**Task instructions**
All of the records below must be output exactly, with no pictures carried over.

**Excerpted data**
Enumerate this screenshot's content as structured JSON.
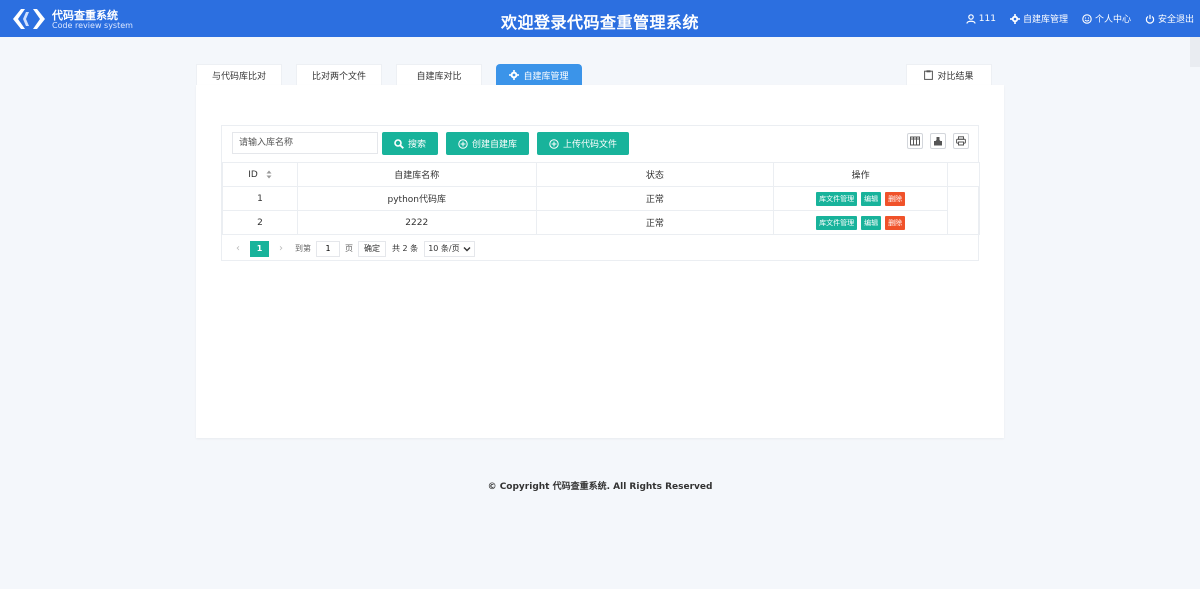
{
  "header": {
    "brand_name": "代码查重系统",
    "brand_sub": "Code review system",
    "title": "欢迎登录代码查重管理系统",
    "user": "111",
    "repo_manage": "自建库管理",
    "personal_center": "个人中心",
    "logout": "安全退出"
  },
  "tabs": [
    {
      "label": "与代码库比对"
    },
    {
      "label": "比对两个文件"
    },
    {
      "label": "自建库对比"
    },
    {
      "label": "自建库管理"
    },
    {
      "label": "对比结果"
    }
  ],
  "toolbar": {
    "search_placeholder": "请输入库名称",
    "search_label": "搜索",
    "create_label": "创建自建库",
    "upload_label": "上传代码文件"
  },
  "table": {
    "columns": [
      "ID",
      "自建库名称",
      "状态",
      "操作"
    ],
    "rows": [
      {
        "id": "1",
        "name": "python代码库",
        "status": "正常"
      },
      {
        "id": "2",
        "name": "2222",
        "status": "正常"
      }
    ],
    "actions": {
      "manage": "库文件管理",
      "edit": "编辑",
      "delete": "删除"
    }
  },
  "pager": {
    "current": "1",
    "goto_label": "到第",
    "goto_value": "1",
    "page_label": "页",
    "confirm": "确定",
    "total": "共 2 条",
    "page_size": "10 条/页"
  },
  "footer": {
    "copyright": "© Copyright 代码查重系统. All Rights Reserved"
  },
  "colors": {
    "header": "#2c6fe0",
    "tab_active": "#3b94e9",
    "teal": "#18b39b",
    "danger": "#f0522a"
  }
}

**Completed exercise**
Enumerate this screenshot's content as structured JSON.
{
  "header": {
    "brand_name": "代码查重系统",
    "brand_sub": "Code review system",
    "title": "欢迎登录代码查重管理系统",
    "user": "111",
    "repo_manage": "自建库管理",
    "personal_center": "个人中心",
    "logout": "安全退出"
  },
  "tabs": [
    {
      "label": "与代码库比对"
    },
    {
      "label": "比对两个文件"
    },
    {
      "label": "自建库对比"
    },
    {
      "label": "自建库管理"
    },
    {
      "label": "对比结果"
    }
  ],
  "toolbar": {
    "search_placeholder": "请输入库名称",
    "search_label": "搜索",
    "create_label": "创建自建库",
    "upload_label": "上传代码文件"
  },
  "table": {
    "columns": [
      "ID",
      "自建库名称",
      "状态",
      "操作"
    ],
    "rows": [
      {
        "id": "1",
        "name": "python代码库",
        "status": "正常"
      },
      {
        "id": "2",
        "name": "2222",
        "status": "正常"
      }
    ],
    "actions": {
      "manage": "库文件管理",
      "edit": "编辑",
      "delete": "删除"
    }
  },
  "pager": {
    "current": "1",
    "goto_label": "到第",
    "goto_value": "1",
    "page_label": "页",
    "confirm": "确定",
    "total": "共 2 条",
    "page_size": "10 条/页"
  },
  "footer": {
    "copyright": "© Copyright 代码查重系统. All Rights Reserved"
  },
  "colors": {
    "header": "#2c6fe0",
    "tab_active": "#3b94e9",
    "teal": "#18b39b",
    "danger": "#f0522a"
  }
}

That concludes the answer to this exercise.